**What is being asked:** Below are entries; tally how many lines hold the string "this" and answer with only that figure.

····················

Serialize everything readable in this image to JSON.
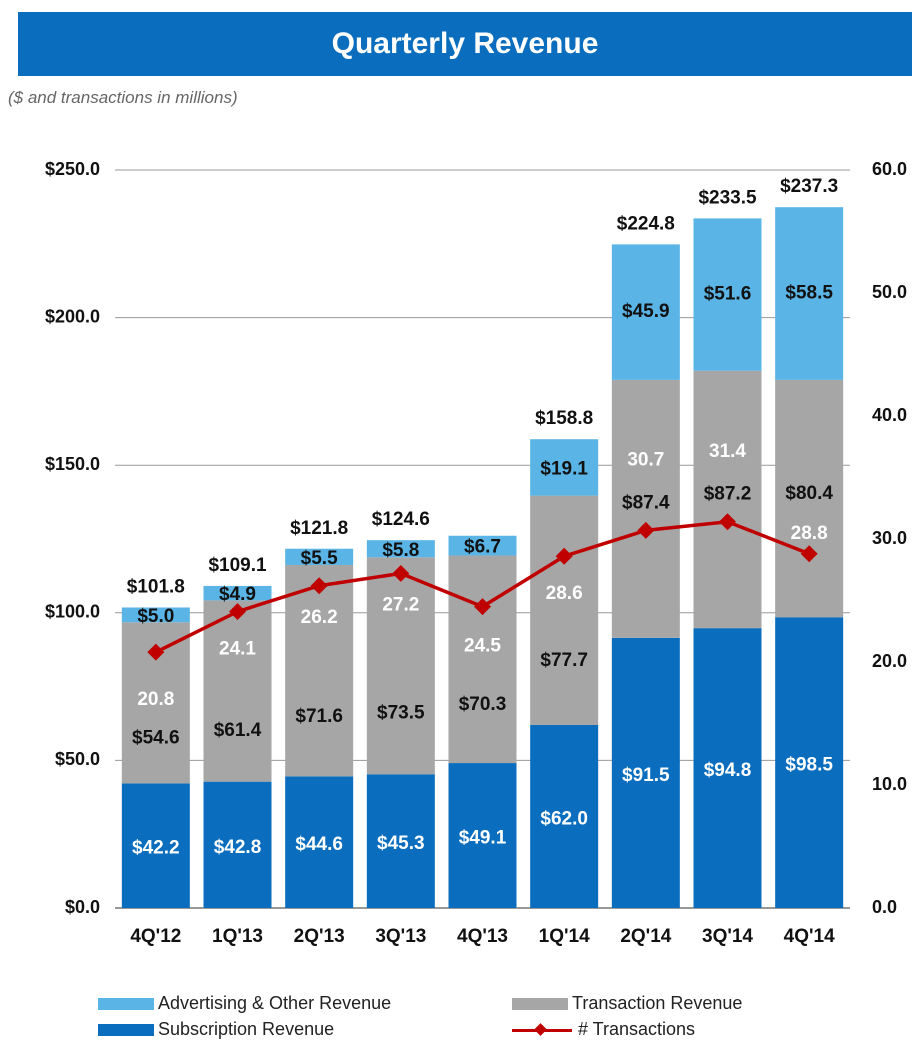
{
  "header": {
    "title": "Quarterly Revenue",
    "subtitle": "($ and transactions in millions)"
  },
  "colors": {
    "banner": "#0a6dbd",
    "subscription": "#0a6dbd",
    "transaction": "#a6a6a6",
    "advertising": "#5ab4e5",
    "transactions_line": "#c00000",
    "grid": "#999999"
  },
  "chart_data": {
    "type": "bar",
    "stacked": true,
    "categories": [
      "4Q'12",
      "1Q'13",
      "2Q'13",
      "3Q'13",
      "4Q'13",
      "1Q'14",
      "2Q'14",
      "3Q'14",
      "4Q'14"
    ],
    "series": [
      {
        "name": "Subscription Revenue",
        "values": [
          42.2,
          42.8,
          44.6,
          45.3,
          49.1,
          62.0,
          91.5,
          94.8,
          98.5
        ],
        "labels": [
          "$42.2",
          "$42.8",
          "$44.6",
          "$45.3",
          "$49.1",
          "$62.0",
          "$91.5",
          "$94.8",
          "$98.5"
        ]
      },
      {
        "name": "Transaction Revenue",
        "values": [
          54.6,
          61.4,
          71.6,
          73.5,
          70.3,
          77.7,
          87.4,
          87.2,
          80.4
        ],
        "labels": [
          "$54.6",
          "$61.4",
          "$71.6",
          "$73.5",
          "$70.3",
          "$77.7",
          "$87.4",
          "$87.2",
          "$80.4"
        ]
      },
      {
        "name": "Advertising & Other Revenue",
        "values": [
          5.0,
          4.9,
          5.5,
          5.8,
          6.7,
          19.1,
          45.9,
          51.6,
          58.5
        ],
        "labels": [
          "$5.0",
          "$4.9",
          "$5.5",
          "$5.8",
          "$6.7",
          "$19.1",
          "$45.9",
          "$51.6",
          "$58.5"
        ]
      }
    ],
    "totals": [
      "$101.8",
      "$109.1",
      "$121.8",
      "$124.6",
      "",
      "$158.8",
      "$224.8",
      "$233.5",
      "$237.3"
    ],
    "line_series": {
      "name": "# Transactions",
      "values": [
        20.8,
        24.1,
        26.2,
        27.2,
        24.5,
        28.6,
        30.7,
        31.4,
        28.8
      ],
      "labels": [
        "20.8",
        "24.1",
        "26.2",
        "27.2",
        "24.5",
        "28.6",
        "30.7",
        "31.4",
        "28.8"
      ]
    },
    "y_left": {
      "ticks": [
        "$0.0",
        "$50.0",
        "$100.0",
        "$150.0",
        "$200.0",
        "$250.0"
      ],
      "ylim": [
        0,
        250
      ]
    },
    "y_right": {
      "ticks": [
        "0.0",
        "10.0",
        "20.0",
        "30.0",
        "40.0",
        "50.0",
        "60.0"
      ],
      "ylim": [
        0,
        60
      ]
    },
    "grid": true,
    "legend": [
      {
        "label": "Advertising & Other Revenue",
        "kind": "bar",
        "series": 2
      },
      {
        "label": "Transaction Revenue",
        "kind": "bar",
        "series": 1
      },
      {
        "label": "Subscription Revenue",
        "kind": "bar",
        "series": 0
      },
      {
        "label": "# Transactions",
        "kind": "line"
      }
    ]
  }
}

····················

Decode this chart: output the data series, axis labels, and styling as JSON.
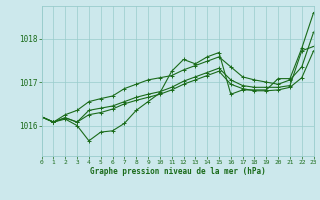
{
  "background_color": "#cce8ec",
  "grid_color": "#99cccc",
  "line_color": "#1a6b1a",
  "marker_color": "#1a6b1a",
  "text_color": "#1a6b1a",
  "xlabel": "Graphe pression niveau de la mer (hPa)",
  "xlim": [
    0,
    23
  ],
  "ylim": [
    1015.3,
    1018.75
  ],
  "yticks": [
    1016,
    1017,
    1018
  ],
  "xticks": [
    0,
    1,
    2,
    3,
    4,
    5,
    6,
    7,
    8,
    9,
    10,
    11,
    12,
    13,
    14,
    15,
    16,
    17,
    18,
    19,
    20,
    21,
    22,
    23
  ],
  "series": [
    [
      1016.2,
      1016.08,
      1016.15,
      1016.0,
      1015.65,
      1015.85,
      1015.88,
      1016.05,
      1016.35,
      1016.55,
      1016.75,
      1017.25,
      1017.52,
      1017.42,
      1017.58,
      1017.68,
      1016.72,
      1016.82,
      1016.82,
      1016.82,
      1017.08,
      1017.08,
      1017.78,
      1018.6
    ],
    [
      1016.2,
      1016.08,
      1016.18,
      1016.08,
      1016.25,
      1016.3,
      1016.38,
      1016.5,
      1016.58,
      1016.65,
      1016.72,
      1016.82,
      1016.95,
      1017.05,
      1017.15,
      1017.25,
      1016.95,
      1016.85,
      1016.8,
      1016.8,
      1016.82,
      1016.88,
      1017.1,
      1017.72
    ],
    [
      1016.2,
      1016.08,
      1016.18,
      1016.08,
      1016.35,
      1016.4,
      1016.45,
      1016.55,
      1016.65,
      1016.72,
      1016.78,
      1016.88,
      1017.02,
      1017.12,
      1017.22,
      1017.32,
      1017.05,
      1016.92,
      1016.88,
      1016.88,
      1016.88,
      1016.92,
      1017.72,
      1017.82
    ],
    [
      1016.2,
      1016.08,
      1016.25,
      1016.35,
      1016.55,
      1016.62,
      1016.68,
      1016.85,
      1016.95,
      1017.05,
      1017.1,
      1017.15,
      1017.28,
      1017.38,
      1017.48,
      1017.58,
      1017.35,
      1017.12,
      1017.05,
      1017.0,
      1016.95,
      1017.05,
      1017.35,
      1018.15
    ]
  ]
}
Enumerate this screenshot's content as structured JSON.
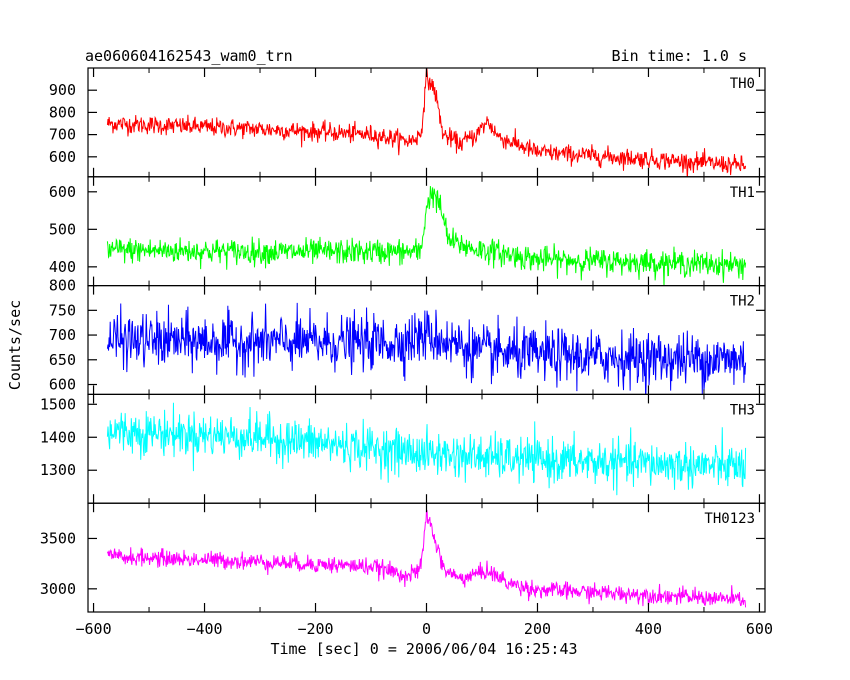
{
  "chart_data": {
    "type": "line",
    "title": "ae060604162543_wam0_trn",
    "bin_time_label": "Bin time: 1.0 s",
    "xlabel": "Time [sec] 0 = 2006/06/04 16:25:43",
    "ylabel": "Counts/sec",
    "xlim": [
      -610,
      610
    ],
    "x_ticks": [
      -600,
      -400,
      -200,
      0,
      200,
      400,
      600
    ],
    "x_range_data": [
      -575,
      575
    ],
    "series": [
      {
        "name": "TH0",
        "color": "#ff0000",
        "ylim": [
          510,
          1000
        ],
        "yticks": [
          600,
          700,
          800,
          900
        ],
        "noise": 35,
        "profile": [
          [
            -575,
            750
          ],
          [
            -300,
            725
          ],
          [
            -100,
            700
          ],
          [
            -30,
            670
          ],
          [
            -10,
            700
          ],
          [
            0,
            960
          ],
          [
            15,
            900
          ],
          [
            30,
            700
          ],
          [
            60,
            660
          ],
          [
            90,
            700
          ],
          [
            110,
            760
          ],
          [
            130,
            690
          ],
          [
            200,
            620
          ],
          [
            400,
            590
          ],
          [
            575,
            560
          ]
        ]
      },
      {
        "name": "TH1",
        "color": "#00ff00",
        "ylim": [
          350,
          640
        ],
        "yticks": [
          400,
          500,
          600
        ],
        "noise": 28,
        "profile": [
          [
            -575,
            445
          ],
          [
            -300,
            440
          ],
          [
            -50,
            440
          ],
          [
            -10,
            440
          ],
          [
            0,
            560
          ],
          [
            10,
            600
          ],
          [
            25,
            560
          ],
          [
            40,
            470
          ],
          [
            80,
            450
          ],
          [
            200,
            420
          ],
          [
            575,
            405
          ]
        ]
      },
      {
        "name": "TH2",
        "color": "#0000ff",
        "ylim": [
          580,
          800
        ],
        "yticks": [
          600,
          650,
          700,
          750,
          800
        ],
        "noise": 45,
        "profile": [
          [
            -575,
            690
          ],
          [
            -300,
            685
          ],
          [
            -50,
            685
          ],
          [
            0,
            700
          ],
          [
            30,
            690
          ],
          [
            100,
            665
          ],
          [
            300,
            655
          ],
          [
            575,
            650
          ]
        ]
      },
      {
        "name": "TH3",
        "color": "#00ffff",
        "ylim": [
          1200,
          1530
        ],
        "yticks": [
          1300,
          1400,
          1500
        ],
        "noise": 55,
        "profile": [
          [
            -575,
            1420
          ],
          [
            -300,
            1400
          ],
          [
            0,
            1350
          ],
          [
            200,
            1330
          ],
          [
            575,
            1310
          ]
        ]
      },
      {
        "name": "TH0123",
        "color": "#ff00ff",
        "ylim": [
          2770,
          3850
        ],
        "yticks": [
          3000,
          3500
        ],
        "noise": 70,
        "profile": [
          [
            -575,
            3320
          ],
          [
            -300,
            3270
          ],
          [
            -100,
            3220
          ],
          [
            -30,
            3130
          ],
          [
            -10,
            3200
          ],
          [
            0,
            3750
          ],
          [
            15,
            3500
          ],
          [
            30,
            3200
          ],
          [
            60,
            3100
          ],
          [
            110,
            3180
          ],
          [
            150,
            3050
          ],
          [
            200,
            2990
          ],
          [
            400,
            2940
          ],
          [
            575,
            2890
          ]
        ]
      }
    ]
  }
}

····················

**Written response:** 3